··· Given data ···

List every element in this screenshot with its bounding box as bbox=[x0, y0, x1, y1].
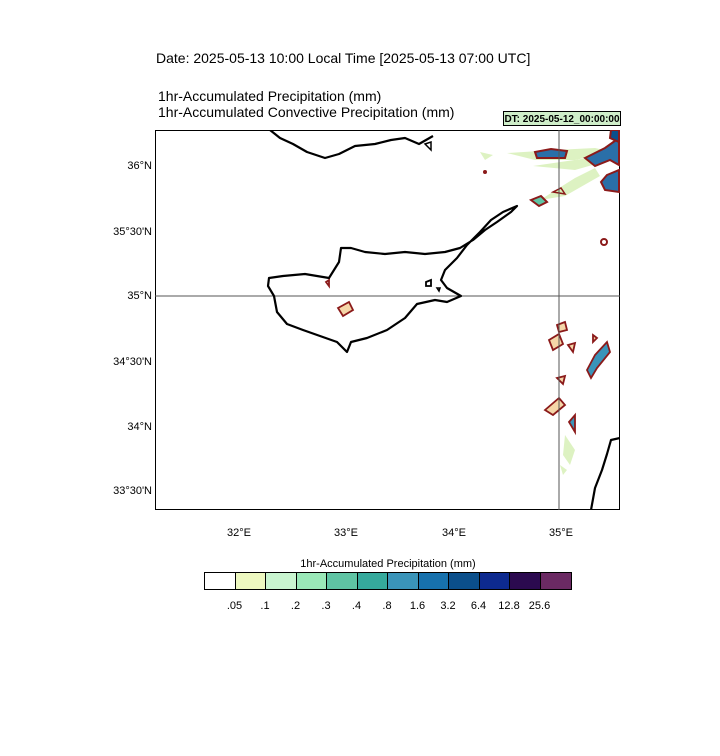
legend-swatch-9 bbox=[479, 573, 510, 589]
legend-tick-label: .4 bbox=[351, 600, 362, 612]
legend-swatch-10 bbox=[510, 573, 541, 589]
legend-tick-label: 25.6 bbox=[528, 600, 551, 612]
legend-swatch-5 bbox=[357, 573, 388, 589]
plot-title: Date: 2025-05-13 10:00 Local Time [2025-… bbox=[156, 50, 531, 66]
turkey-coastline bbox=[269, 130, 434, 160]
map-panel bbox=[155, 130, 620, 510]
lon-label-35e: 35°E bbox=[549, 527, 573, 539]
legend-tick-label: 12.8 bbox=[498, 600, 520, 612]
precip-cells-northeast bbox=[483, 130, 620, 246]
subtitle-precipitation: 1hr-Accumulated Precipitation (mm) bbox=[158, 88, 382, 104]
lon-label-34e: 34°E bbox=[442, 527, 466, 539]
legend-swatch-8 bbox=[449, 573, 480, 589]
map-border bbox=[155, 130, 620, 510]
legend-tick-label: .05 bbox=[226, 600, 243, 612]
legend-swatch-1 bbox=[235, 573, 266, 589]
lat-label-35n: 35°N bbox=[127, 290, 152, 302]
lat-label-33-30n: 33°30'N bbox=[113, 485, 152, 497]
lon-label-32e: 32°E bbox=[227, 527, 251, 539]
legend-swatch-11 bbox=[540, 573, 571, 589]
precip-cell-cyprus bbox=[324, 278, 355, 318]
legend-tick-label: .8 bbox=[382, 600, 392, 612]
cyprus-coastline bbox=[266, 204, 519, 354]
legend-swatch-3 bbox=[296, 573, 327, 589]
legend-swatch-7 bbox=[418, 573, 449, 589]
legend-swatch-4 bbox=[327, 573, 358, 589]
legend-tick-label: 3.2 bbox=[440, 600, 456, 612]
legend-tick-label: 1.6 bbox=[409, 600, 426, 612]
lat-label-36n: 36°N bbox=[127, 160, 152, 172]
legend-tick-label: .3 bbox=[321, 600, 331, 612]
legend-swatch-6 bbox=[388, 573, 419, 589]
legend-swatch-2 bbox=[266, 573, 297, 589]
legend-tick-label: .1 bbox=[260, 600, 270, 612]
map-canvas bbox=[155, 130, 620, 510]
lon-label-33e: 33°E bbox=[334, 527, 358, 539]
lat-label-34-30n: 34°30'N bbox=[113, 356, 152, 368]
subtitle-convective-precipitation: 1hr-Accumulated Convective Precipitation… bbox=[158, 104, 455, 120]
legend-colorbar bbox=[204, 572, 572, 590]
legend-tick-label: 6.4 bbox=[470, 600, 487, 612]
legend-swatch-0 bbox=[205, 573, 236, 589]
lat-label-35-30n: 35°30'N bbox=[113, 226, 152, 238]
legend-title: 1hr-Accumulated Precipitation (mm) bbox=[300, 558, 476, 570]
dt-badge: DT: 2025-05-12_00:00:00 bbox=[503, 111, 621, 126]
legend-tick-label: .2 bbox=[290, 600, 301, 612]
lat-label-34n: 34°N bbox=[127, 421, 152, 433]
levant-coastline bbox=[589, 436, 620, 510]
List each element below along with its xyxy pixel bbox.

···

Turn the lines of the records above into a JSON list of strings, one string per line, with blank lines left out. Leave the pictures out of the answer.

• **Answer below**:
[
  "List every element in this screenshot with its bounding box as bbox=[x0, y0, x1, y1].",
  "legend-swatch-9 bbox=[479, 573, 510, 589]",
  "legend-tick-label: .4 bbox=[351, 600, 362, 612]",
  "legend-swatch-10 bbox=[510, 573, 541, 589]",
  "legend-tick-label: 25.6 bbox=[528, 600, 551, 612]",
  "legend-swatch-5 bbox=[357, 573, 388, 589]",
  "plot-title: Date: 2025-05-13 10:00 Local Time [2025-… bbox=[156, 50, 531, 66]",
  "turkey-coastline bbox=[269, 130, 434, 160]",
  "map-panel bbox=[155, 130, 620, 510]",
  "lon-label-35e: 35°E bbox=[549, 527, 573, 539]",
  "legend-tick-label: 12.8 bbox=[498, 600, 520, 612]",
  "precip-cells-northeast bbox=[483, 130, 620, 246]",
  "subtitle-precipitation: 1hr-Accumulated Precipitation (mm) bbox=[158, 88, 382, 104]",
  "lon-label-34e: 34°E bbox=[442, 527, 466, 539]",
  "legend-swatch-8 bbox=[449, 573, 480, 589]",
  "map-border bbox=[155, 130, 620, 510]",
  "legend-tick-label: .05 bbox=[226, 600, 243, 612]",
  "legend-swatch-1 bbox=[235, 573, 266, 589]",
  "lat-label-35n: 35°N bbox=[127, 290, 152, 302]",
  "lat-label-33-30n: 33°30'N bbox=[113, 485, 152, 497]",
  "lon-label-32e: 32°E bbox=[227, 527, 251, 539]",
  "legend-swatch-11 bbox=[540, 573, 571, 589]",
  "precip-cell-cyprus bbox=[324, 278, 355, 318]",
  "legend-tick-label: .8 bbox=[382, 600, 392, 612]",
  "cyprus-coastline bbox=[266, 204, 519, 354]",
  "legend-swatch-3 bbox=[296, 573, 327, 589]",
  "legend-swatch-7 bbox=[418, 573, 449, 589]",
  "legend-swatch-4 bbox=[327, 573, 358, 589]",
  "legend-tick-label: 3.2 bbox=[440, 600, 456, 612]",
  "legend-tick-label: 1.6 bbox=[409, 600, 426, 612]",
  "lat-label-36n: 36°N bbox=[127, 160, 152, 172]",
  "legend-tick-label: .3 bbox=[321, 600, 331, 612]",
  "legend-swatch-6 bbox=[388, 573, 419, 589]",
  "legend-swatch-2 bbox=[266, 573, 297, 589]",
  "legend-tick-label: .1 bbox=[260, 600, 270, 612]",
  "map-canvas bbox=[155, 130, 620, 510]",
  "lon-label-33e: 33°E bbox=[334, 527, 358, 539]",
  "lat-label-34-30n: 34°30'N bbox=[113, 356, 152, 368]",
  "subtitle-convective-precipitation: 1hr-Accumulated Convective Precipitation… bbox=[158, 104, 455, 120]",
  "legend-colorbar bbox=[204, 572, 572, 590]",
  "legend-tick-label: 6.4 bbox=[470, 600, 487, 612]",
  "legend-swatch-0 bbox=[205, 573, 236, 589]",
  "lat-label-35-30n: 35°30'N bbox=[113, 226, 152, 238]",
  "legend-title: 1hr-Accumulated Precipitation (mm) bbox=[300, 558, 476, 570]",
  "dt-badge: DT: 2025-05-12_00:00:00 bbox=[503, 111, 621, 126]",
  "legend-tick-label: .2 bbox=[290, 600, 301, 612]",
  "lat-label-34n: 34°N bbox=[127, 421, 152, 433]",
  "levant-coastline bbox=[589, 436, 620, 510]",
  "List each element below along with its xyxy pixel bbox."
]